▼

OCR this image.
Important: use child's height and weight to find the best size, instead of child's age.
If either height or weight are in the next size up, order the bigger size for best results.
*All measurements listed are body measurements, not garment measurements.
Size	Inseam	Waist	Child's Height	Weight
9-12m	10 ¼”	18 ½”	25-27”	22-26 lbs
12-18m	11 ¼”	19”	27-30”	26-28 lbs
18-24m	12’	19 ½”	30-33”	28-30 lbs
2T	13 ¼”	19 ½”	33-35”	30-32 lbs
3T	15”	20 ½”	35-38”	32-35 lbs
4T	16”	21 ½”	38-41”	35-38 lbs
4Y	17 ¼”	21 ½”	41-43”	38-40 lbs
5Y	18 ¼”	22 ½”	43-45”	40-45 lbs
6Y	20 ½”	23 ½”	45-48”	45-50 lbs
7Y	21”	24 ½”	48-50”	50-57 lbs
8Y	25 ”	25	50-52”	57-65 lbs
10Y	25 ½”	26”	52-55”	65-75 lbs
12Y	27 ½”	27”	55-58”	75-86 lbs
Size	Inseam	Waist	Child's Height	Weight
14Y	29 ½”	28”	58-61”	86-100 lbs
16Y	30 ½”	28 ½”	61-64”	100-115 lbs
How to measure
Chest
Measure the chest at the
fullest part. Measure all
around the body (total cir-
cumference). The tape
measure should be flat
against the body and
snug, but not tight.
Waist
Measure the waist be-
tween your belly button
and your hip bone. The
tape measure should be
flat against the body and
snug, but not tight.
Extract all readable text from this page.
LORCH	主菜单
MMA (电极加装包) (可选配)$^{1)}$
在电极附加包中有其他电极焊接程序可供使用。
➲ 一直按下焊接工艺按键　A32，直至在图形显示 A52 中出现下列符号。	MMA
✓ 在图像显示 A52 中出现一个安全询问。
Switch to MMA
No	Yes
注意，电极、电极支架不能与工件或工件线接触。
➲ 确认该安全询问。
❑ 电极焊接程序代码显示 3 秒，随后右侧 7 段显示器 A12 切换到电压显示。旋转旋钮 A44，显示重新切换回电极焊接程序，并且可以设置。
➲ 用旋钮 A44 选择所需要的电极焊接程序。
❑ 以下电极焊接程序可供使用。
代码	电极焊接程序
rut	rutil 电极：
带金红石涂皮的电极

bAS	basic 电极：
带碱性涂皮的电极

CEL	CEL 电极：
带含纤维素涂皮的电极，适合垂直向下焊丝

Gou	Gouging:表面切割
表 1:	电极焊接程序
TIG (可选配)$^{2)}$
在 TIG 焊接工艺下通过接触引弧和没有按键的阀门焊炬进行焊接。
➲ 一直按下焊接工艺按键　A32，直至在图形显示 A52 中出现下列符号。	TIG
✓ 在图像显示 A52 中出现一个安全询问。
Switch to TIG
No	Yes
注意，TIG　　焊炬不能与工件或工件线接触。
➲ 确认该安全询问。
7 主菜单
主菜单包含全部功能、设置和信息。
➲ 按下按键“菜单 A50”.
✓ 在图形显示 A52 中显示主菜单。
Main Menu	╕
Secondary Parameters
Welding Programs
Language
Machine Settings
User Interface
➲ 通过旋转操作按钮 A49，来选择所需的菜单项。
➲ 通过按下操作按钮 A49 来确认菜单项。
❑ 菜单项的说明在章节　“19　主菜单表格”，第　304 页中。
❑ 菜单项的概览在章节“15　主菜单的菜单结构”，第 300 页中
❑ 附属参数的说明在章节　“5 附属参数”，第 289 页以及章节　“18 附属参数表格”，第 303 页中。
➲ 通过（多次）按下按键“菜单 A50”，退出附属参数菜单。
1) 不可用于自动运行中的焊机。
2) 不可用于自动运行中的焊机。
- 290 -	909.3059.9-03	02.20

▲

* The exercise *
Restate every entry word for word.

* Reply to the exercise *
OCR this image.
Important: use child's height and weight to find the best size, instead of child's age.
If either height or weight are in the next size up, order the bigger size for best results.
*All measurements listed are body measurements, not garment measurements.
Size	Inseam	Waist	Child's Height	Weight
9-12m	10 ¼”	18 ½”	25-27”	22-26 lbs
12-18m	11 ¼”	19”	27-30”	26-28 lbs
18-24m	12’	19 ½”	30-33”	28-30 lbs
2T	13 ¼”	19 ½”	33-35”	30-32 lbs
3T	15”	20 ½”	35-38”	32-35 lbs
4T	16”	21 ½”	38-41”	35-38 lbs
4Y	17 ¼”	21 ½”	41-43”	38-40 lbs
5Y	18 ¼”	22 ½”	43-45”	40-45 lbs
6Y	20 ½”	23 ½”	45-48”	45-50 lbs
7Y	21”	24 ½”	48-50”	50-57 lbs
8Y	25 ”	25	50-52”	57-65 lbs
10Y	25 ½”	26”	52-55”	65-75 lbs
12Y	27 ½”	27”	55-58”	75-86 lbs
Size	Inseam	Waist	Child's Height	Weight
14Y	29 ½”	28”	58-61”	86-100 lbs
16Y	30 ½”	28 ½”	61-64”	100-115 lbs
How to measure
Chest
Measure the chest at the
fullest part. Measure all
around the body (total cir-
cumference). The tape
measure should be flat
against the body and
snug, but not tight.
Waist
Measure the waist be-
tween your belly button
and your hip bone. The
tape measure should be
flat against the body and
snug, but not tight.
Extract all readable text from this page.
LORCH	主菜单
MMA (电极加装包) (可选配)$^{1)}$
在电极附加包中有其他电极焊接程序可供使用。
➲ 一直按下焊接工艺按键　A32，直至在图形显示 A52 中出现下列符号。	MMA
✓ 在图像显示 A52 中出现一个安全询问。
Switch to MMA
No	Yes
注意，电极、电极支架不能与工件或工件线接触。
➲ 确认该安全询问。
❑ 电极焊接程序代码显示 3 秒，随后右侧 7 段显示器 A12 切换到电压显示。旋转旋钮 A44，显示重新切换回电极焊接程序，并且可以设置。
➲ 用旋钮 A44 选择所需要的电极焊接程序。
❑ 以下电极焊接程序可供使用。
代码	电极焊接程序
rut	rutil 电极：
带金红石涂皮的电极

bAS	basic 电极：
带碱性涂皮的电极

CEL	CEL 电极：
带含纤维素涂皮的电极，适合垂直向下焊丝

Gou	Gouging:表面切割
表 1:	电极焊接程序
TIG (可选配)$^{2)}$
在 TIG 焊接工艺下通过接触引弧和没有按键的阀门焊炬进行焊接。
➲ 一直按下焊接工艺按键　A32，直至在图形显示 A52 中出现下列符号。	TIG
✓ 在图像显示 A52 中出现一个安全询问。
Switch to TIG
No	Yes
注意，TIG　　焊炬不能与工件或工件线接触。
➲ 确认该安全询问。
7 主菜单
主菜单包含全部功能、设置和信息。
➲ 按下按键“菜单 A50”.
✓ 在图形显示 A52 中显示主菜单。
Main Menu	╕
Secondary Parameters
Welding Programs
Language
Machine Settings
User Interface
➲ 通过旋转操作按钮 A49，来选择所需的菜单项。
➲ 通过按下操作按钮 A49 来确认菜单项。
❑ 菜单项的说明在章节　“19　主菜单表格”，第　304 页中。
❑ 菜单项的概览在章节“15　主菜单的菜单结构”，第 300 页中
❑ 附属参数的说明在章节　“5 附属参数”，第 289 页以及章节　“18 附属参数表格”，第 303 页中。
➲ 通过（多次）按下按键“菜单 A50”，退出附属参数菜单。
1) 不可用于自动运行中的焊机。
2) 不可用于自动运行中的焊机。
- 290 -	909.3059.9-03	02.20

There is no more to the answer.